WHAT IS BEING ASKED —
Determine how many lines include the string "content". Output that number only.

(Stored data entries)
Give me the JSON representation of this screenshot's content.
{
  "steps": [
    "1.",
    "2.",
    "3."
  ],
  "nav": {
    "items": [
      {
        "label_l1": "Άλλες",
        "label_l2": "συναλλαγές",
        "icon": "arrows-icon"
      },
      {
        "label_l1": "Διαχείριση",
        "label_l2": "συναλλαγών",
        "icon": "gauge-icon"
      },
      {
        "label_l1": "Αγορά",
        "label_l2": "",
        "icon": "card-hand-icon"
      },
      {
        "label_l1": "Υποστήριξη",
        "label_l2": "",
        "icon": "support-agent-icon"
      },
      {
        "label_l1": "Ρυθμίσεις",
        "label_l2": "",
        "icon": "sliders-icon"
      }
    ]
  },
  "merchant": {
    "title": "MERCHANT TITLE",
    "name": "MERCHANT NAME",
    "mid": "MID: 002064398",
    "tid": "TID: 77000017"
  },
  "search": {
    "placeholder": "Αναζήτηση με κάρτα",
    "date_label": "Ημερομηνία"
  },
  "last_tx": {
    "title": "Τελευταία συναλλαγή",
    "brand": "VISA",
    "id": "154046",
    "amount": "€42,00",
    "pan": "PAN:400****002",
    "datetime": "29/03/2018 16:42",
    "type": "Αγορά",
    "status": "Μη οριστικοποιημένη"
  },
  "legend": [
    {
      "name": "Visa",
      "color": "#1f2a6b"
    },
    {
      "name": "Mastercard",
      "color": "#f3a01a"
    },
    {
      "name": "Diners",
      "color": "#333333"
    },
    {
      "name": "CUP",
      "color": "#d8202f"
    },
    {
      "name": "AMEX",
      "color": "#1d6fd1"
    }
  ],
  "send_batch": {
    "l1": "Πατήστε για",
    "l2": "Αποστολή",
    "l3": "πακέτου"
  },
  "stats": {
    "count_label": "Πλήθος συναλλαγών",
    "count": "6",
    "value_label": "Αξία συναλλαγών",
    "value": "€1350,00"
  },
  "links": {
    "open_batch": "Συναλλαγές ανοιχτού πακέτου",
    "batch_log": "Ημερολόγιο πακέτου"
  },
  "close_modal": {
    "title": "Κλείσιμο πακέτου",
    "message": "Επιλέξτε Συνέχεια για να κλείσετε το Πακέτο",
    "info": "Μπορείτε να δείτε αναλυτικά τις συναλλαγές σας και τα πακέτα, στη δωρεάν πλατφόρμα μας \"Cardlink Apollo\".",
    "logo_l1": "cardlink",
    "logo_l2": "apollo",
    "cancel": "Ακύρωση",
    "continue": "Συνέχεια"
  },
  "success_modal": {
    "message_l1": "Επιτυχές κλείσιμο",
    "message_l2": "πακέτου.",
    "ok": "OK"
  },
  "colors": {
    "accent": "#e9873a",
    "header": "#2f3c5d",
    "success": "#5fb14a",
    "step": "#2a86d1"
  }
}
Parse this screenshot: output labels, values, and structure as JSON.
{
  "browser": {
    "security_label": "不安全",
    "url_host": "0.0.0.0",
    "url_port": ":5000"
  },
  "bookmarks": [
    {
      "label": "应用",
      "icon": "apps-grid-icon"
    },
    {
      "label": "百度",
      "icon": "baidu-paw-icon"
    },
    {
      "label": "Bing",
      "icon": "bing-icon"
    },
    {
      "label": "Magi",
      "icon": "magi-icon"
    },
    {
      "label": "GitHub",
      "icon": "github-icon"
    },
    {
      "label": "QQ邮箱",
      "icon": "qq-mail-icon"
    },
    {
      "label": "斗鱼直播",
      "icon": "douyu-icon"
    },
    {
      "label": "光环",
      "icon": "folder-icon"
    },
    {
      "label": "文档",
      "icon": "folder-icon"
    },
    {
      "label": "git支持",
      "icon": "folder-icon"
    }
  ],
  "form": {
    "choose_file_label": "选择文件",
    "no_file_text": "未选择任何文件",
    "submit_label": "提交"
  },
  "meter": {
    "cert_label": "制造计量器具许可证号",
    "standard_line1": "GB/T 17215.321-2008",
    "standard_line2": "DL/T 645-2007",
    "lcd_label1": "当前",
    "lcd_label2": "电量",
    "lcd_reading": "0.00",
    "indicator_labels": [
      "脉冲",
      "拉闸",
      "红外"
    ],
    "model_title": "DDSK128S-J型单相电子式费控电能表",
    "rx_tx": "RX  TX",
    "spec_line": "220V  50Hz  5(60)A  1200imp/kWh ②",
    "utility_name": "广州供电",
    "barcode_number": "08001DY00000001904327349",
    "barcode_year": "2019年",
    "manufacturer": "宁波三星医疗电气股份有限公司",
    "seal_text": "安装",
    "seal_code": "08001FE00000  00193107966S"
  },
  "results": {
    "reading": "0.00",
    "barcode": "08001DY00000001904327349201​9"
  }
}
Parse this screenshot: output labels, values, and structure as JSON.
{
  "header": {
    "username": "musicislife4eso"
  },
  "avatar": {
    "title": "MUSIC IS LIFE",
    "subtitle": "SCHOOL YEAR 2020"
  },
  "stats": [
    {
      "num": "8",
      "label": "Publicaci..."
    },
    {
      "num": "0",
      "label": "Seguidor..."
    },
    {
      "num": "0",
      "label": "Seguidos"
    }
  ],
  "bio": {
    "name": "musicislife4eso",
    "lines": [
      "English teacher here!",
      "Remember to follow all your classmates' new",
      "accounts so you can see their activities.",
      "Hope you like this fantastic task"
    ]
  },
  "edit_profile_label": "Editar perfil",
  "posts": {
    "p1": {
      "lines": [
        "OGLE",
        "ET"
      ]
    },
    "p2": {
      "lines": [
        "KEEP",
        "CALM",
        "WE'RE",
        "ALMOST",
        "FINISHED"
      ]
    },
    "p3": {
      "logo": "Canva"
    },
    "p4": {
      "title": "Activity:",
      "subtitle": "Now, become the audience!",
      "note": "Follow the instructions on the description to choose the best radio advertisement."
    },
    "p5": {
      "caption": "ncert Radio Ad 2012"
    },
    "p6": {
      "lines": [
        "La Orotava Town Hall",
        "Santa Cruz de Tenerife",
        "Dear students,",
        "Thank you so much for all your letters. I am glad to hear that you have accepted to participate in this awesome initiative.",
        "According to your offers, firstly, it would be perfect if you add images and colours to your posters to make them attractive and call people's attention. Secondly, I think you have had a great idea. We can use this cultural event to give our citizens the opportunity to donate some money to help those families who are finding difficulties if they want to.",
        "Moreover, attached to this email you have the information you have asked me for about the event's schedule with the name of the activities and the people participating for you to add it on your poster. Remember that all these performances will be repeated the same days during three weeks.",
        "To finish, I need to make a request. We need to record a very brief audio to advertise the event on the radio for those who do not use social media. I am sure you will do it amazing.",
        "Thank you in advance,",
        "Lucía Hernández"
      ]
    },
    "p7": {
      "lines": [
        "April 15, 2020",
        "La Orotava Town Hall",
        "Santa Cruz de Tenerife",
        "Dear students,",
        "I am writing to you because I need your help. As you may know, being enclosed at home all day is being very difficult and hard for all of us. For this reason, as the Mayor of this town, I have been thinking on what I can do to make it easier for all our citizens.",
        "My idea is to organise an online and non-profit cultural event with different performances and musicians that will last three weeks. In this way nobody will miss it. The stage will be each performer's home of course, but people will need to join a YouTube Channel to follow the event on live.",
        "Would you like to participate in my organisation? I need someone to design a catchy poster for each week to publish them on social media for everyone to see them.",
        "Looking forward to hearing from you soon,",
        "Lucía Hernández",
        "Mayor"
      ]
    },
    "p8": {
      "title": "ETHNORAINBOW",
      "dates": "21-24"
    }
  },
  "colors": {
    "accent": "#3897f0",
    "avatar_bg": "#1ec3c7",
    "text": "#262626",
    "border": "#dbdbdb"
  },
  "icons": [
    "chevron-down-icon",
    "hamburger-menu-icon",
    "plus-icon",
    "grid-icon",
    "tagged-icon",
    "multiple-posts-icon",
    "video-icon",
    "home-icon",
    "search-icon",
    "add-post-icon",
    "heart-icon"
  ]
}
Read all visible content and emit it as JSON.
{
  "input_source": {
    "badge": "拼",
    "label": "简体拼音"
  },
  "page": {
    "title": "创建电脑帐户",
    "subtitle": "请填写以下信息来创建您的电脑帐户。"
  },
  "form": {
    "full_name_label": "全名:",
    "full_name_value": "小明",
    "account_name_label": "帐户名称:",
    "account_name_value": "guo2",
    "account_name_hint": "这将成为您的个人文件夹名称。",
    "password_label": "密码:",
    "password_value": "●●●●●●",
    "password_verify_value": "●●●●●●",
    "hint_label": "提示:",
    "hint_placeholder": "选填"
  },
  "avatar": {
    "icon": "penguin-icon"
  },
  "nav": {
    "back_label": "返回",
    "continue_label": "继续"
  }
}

EXPECTED OUTPUT —
2